Return every line of the data below that includes the string "Italy".

[START]

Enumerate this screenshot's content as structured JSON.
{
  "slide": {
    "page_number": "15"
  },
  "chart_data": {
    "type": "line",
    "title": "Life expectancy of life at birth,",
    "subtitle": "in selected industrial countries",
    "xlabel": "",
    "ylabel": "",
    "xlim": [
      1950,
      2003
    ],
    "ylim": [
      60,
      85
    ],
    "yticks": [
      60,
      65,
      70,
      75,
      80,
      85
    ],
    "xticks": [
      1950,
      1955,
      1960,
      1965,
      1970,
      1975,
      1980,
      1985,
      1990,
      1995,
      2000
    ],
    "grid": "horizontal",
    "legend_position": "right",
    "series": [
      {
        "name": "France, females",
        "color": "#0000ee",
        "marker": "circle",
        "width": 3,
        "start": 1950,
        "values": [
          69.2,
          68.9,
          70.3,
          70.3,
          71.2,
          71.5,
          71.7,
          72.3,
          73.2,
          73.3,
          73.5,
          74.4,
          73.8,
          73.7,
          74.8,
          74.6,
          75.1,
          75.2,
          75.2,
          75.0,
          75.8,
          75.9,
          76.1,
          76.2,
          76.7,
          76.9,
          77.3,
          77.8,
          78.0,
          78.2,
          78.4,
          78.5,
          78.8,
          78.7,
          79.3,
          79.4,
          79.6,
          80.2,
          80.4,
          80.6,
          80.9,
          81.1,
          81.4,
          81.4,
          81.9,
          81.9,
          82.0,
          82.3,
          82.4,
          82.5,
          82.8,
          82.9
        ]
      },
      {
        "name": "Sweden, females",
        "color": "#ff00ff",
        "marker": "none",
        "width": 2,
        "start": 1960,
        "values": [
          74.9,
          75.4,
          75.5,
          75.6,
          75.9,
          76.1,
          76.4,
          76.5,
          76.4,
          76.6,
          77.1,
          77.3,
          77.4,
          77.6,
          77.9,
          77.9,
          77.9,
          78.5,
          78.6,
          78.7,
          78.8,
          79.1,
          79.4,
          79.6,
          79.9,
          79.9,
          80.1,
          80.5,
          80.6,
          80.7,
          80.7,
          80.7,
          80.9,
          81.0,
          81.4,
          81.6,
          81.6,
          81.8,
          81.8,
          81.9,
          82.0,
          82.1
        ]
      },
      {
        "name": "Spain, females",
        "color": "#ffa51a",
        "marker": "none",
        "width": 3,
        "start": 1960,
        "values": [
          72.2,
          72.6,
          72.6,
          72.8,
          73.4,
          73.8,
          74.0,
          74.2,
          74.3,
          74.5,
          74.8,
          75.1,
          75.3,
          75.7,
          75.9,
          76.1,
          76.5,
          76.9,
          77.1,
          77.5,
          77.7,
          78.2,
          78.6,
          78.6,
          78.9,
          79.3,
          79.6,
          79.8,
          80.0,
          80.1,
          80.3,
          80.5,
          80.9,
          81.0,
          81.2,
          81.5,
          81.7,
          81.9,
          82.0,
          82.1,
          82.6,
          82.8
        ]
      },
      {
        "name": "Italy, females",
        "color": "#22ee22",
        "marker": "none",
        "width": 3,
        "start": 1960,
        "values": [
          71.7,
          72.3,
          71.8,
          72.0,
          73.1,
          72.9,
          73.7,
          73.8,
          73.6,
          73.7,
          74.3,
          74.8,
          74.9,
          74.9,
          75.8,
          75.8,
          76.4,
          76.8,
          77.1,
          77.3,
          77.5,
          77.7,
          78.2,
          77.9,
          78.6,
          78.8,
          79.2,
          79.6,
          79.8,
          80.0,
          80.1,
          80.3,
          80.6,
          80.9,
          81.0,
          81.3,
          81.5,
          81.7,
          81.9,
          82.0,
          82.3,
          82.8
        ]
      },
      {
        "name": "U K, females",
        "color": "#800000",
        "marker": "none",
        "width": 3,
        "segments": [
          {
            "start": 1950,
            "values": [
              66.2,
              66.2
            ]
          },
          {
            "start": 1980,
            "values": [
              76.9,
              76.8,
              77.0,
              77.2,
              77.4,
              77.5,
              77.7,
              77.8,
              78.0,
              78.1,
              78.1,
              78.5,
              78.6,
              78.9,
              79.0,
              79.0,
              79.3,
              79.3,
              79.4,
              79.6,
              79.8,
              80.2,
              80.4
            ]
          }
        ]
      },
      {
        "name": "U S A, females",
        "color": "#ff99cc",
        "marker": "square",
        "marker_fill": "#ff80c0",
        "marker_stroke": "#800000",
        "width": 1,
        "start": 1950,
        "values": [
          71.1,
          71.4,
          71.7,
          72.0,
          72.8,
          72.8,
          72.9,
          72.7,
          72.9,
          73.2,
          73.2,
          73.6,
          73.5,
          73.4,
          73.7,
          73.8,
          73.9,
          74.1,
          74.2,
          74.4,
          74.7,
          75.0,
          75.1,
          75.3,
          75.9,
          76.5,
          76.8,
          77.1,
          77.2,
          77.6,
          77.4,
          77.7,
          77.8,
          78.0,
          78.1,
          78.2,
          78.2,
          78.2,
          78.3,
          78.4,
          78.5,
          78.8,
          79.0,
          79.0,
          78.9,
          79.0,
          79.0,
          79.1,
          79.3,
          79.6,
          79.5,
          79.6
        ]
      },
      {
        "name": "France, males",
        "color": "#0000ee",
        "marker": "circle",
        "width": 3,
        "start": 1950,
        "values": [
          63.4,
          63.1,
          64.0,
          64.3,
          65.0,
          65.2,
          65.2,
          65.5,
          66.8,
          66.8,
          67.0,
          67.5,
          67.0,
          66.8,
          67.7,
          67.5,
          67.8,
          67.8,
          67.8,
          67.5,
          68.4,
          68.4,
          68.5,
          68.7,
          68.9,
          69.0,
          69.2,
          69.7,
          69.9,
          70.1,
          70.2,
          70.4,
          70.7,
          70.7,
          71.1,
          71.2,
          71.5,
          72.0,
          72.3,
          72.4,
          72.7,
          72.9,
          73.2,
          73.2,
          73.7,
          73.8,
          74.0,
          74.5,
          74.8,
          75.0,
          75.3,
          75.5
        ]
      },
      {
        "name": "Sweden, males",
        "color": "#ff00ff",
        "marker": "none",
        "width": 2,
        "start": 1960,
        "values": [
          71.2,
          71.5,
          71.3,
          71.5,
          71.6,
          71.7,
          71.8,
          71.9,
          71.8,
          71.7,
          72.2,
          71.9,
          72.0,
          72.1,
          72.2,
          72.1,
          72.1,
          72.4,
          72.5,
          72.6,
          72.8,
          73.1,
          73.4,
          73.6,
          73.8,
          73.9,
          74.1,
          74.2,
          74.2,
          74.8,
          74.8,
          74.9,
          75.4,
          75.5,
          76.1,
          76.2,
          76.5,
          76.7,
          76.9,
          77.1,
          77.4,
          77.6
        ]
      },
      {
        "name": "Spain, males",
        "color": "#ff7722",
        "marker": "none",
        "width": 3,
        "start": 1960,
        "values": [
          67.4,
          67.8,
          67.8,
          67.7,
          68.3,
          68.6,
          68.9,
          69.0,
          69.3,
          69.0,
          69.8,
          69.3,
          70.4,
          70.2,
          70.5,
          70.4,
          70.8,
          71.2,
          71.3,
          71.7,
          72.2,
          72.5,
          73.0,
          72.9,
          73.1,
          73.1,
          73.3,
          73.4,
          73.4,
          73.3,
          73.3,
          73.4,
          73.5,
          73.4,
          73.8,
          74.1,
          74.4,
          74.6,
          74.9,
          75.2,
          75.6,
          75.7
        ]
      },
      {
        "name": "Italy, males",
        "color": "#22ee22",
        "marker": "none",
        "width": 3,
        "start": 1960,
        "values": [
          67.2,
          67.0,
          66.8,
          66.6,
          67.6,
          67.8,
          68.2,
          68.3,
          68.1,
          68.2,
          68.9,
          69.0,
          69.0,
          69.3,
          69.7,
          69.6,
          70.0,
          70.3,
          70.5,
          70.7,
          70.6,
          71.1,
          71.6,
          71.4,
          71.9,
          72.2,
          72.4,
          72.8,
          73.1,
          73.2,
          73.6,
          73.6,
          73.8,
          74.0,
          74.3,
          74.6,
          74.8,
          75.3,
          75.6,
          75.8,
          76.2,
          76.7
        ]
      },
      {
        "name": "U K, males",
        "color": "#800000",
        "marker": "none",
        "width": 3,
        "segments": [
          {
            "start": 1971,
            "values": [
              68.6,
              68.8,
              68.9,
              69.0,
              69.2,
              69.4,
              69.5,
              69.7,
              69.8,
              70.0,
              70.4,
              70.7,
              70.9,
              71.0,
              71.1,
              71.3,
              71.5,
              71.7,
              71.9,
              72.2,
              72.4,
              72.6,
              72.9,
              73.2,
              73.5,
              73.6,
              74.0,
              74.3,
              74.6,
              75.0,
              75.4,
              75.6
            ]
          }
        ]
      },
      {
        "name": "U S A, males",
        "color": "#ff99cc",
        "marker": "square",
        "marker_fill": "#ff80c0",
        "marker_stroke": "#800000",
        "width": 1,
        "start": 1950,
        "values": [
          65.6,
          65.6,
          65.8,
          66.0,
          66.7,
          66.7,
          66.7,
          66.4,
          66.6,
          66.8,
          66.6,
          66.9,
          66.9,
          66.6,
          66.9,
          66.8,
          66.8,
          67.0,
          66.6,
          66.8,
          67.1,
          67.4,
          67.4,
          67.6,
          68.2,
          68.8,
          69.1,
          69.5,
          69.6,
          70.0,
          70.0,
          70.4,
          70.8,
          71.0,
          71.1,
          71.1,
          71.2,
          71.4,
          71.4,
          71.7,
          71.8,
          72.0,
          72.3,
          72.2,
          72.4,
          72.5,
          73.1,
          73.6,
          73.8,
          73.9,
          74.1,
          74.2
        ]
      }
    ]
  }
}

[END]

(THE COMPLETED TASK):
        "name": "Italy, females",
        "name": "Italy, males",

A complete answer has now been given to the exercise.